Collected data entries

+---+

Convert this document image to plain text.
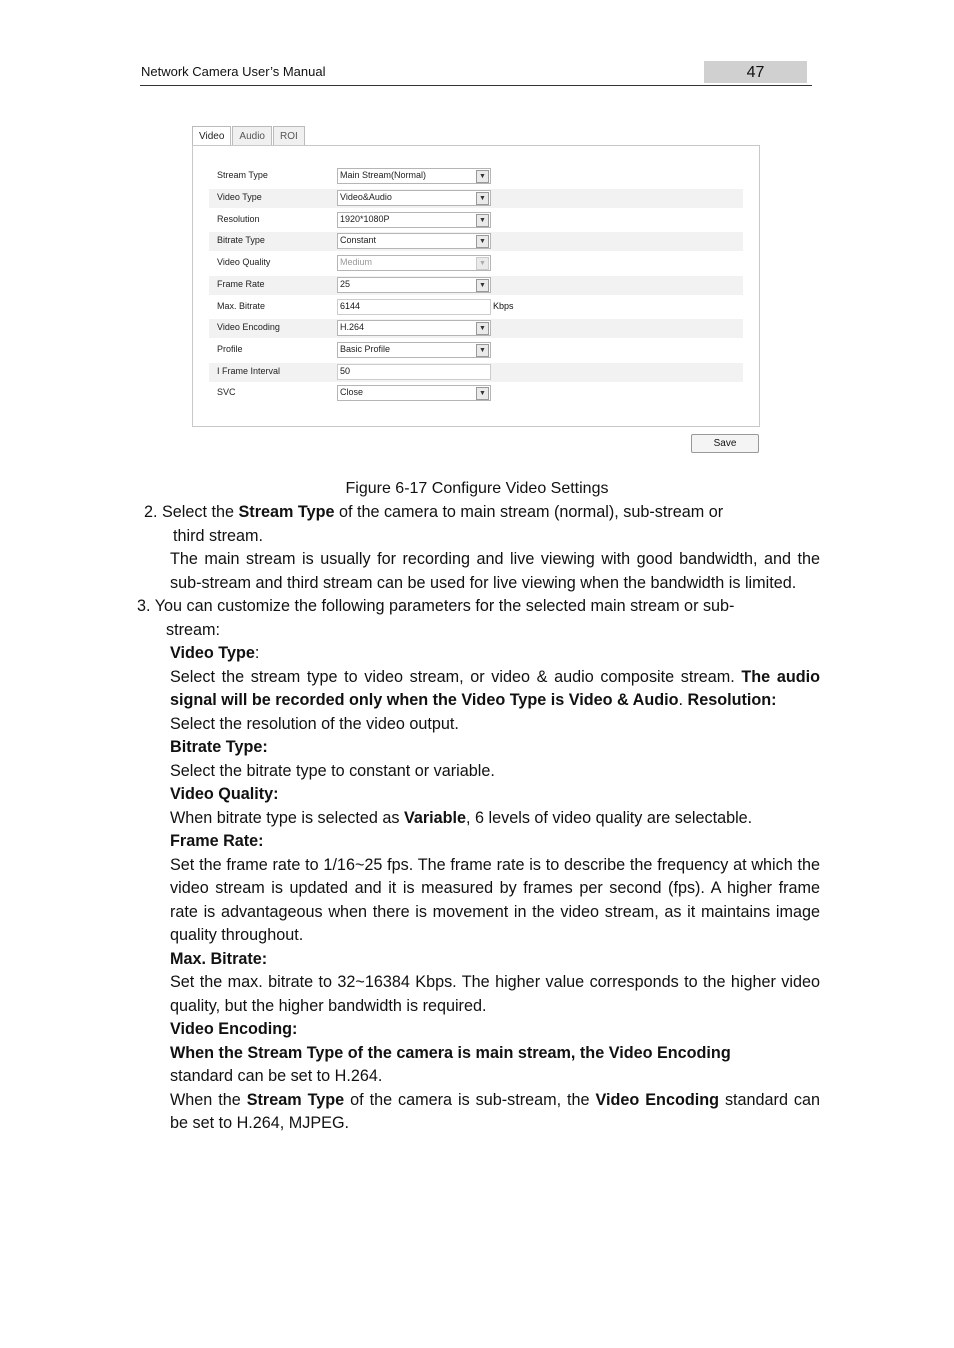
Network Camera User’s Manual	47
Video	Audio	ROI
Stream Type	Main Stream(Normal)	▼
Video Type	Video&Audio	▼
Resolution	1920*1080P	▼
Bitrate Type	Constant	▼
Video Quality	Medium	▼
Frame Rate	25	▼
Max. Bitrate	6144	Kbps
Video Encoding	H.264	▼
Profile	Basic Profile	▼
I Frame Interval	50
SVC	Close	▼
Save
Figure 6-17 Configure Video Settings

2. Select the Stream Type of the camera to main stream (normal), sub-stream or

third stream.

The main stream is usually for recording and live viewing with good bandwidth, and the sub-stream and third stream can be used for live viewing when the bandwidth is limited.

3. You can customize the following parameters for the selected main stream or sub-

stream:

Video Type:

Select the stream type to video stream, or video & audio composite stream. The audio signal will be recorded only when the Video Type is Video & Audio. Resolution:

Select the resolution of the video output.

Bitrate Type:

Select the bitrate type to constant or variable.

Video Quality:

When bitrate type is selected as Variable, 6 levels of video quality are selectable.

Frame Rate:

Set the frame rate to 1/16~25 fps. The frame rate is to describe the frequency at which the video stream is updated and it is measured by frames per second (fps). A higher frame rate is advantageous when there is movement in the video stream, as it maintains image quality throughout.

Max. Bitrate:

Set the max. bitrate to 32~16384 Kbps. The higher value corresponds to the higher video quality, but the higher bandwidth is required.

Video Encoding:

When the Stream Type of the camera is main stream, the Video Encoding

standard can be set to H.264.

When the Stream Type of the camera is sub-stream, the Video Encoding standard can be set to H.264, MJPEG.
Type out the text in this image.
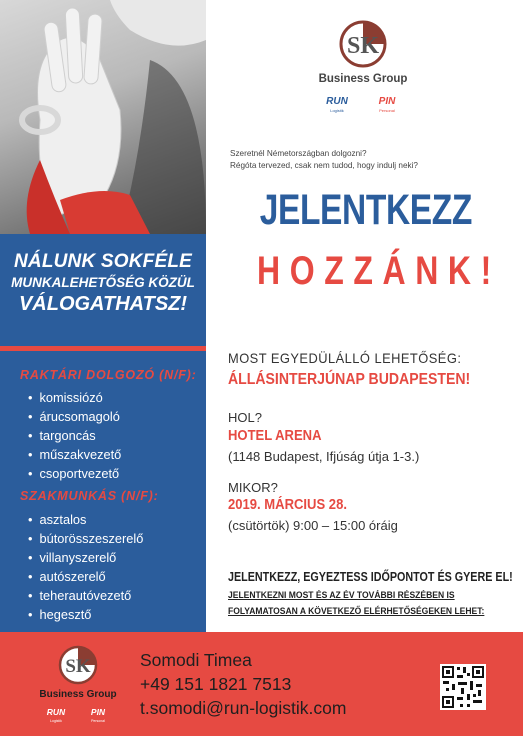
NÁLUNK SOKFÉLE
MUNKALEHETŐSÉG KÖZÜL
VÁLOGATHATSZ!
RAKTÁRI DOLGOZÓ (N/F):
• komissiózó
• árucsomagoló
• targoncás
• műszakvezető
• csoportvezető
SZAKMUNKÁS (N/F):
• asztalos
• bútorösszeszerelő
• villanyszerelő
• autószerelő
• teherautóvezető
• hegesztő
SK
Business Group
RUN
Logistik
PIN
Personal
Szeretnél Németországban dolgozni?
Régóta tervezed, csak nem tudod, hogy indulj neki?
JELENTKEZZ
HOZZÁNK!
MOST EGYEDÜLÁLLÓ LEHETŐSÉG:
ÁLLÁSINTERJÚNAP BUDAPESTEN!
HOL?
HOTEL ARENA
(1148 Budapest, Ifjúság útja 1-3.)
MIKOR?
2019. MÁRCIUS 28.
(csütörtök) 9:00 – 15:00 óráig
JELENTKEZZ, EGYEZTESS IDŐPONTOT ÉS GYERE EL!
JELENTKEZNI MOST ÉS AZ ÉV TOVÁBBI RÉSZÉBEN IS
FOLYAMATOSAN A KÖVETKEZŐ ELÉRHETŐSÉGEKEN LEHET:
SK
Business Group
RUN
Logistik
PIN
Personal
Somodi Timea
+49 151 1821 7513
t.somodi@run-logistik.com
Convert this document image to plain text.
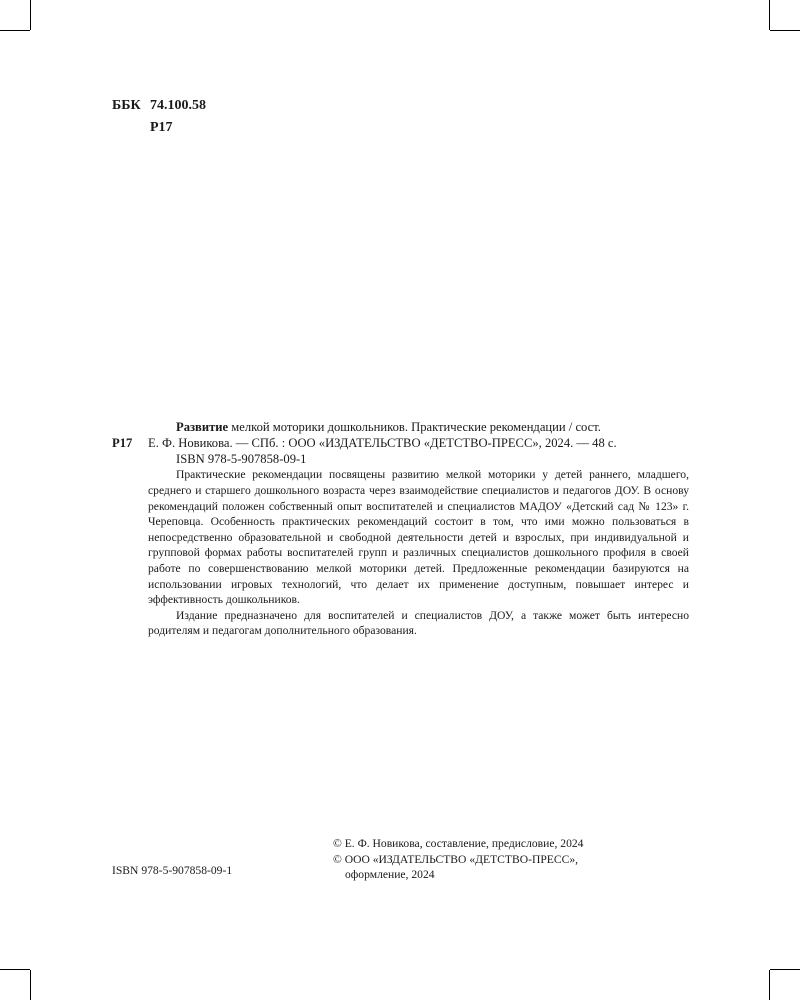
ББК 74.100.58
Р17
Р17

Развитие мелкой моторики дошкольников. Практические рекомендации / сост.

Е. Ф. Новикова. — СПб. : ООО «ИЗДАТЕЛЬСТВО «ДЕТСТВО-ПРЕСС», 2024. — 48 с.

ISBN 978-5-907858-09-1

Практические рекомендации посвящены развитию мелкой моторики у детей раннего, младшего, среднего и старшего дошкольного возраста через взаимодействие специалистов и педагогов ДОУ. В основу рекомендаций положен собственный опыт воспитателей и специалистов МАДОУ «Детский сад № 123» г. Череповца. Особенность практических рекомендаций состоит в том, что ими можно пользоваться в непосредственно образовательной и свободной деятельности детей и взрослых, при индивидуальной и групповой формах работы воспитателей групп и различных специалистов дошкольного профиля в своей работе по совершенствованию мелкой моторики детей. Предложенные рекомендации базируются на использовании игровых технологий, что делает их применение доступным, повышает интерес и эффективность дошкольников.

Издание предназначено для воспитателей и специалистов ДОУ, а также может быть интересно родителям и педагогам дополнительного образования.

© Е. Ф. Новикова, составление, предисловие, 2024
© ООО «ИЗДАТЕЛЬСТВО «ДЕТСТВО-ПРЕСС»,
оформление, 2024
ISBN 978-5-907858-09-1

+---+

» PROBLEM:
Find each line with the string "ДЕТСТВО" and copy it out.

» CORRECT RESULT:
Е. Ф. Новикова. — СПб. : ООО «ИЗДАТЕЛЬСТВО «ДЕТСТВО-ПРЕСС», 2024. — 48 с.
© ООО «ИЗДАТЕЛЬСТВО «ДЕТСТВО-ПРЕСС»,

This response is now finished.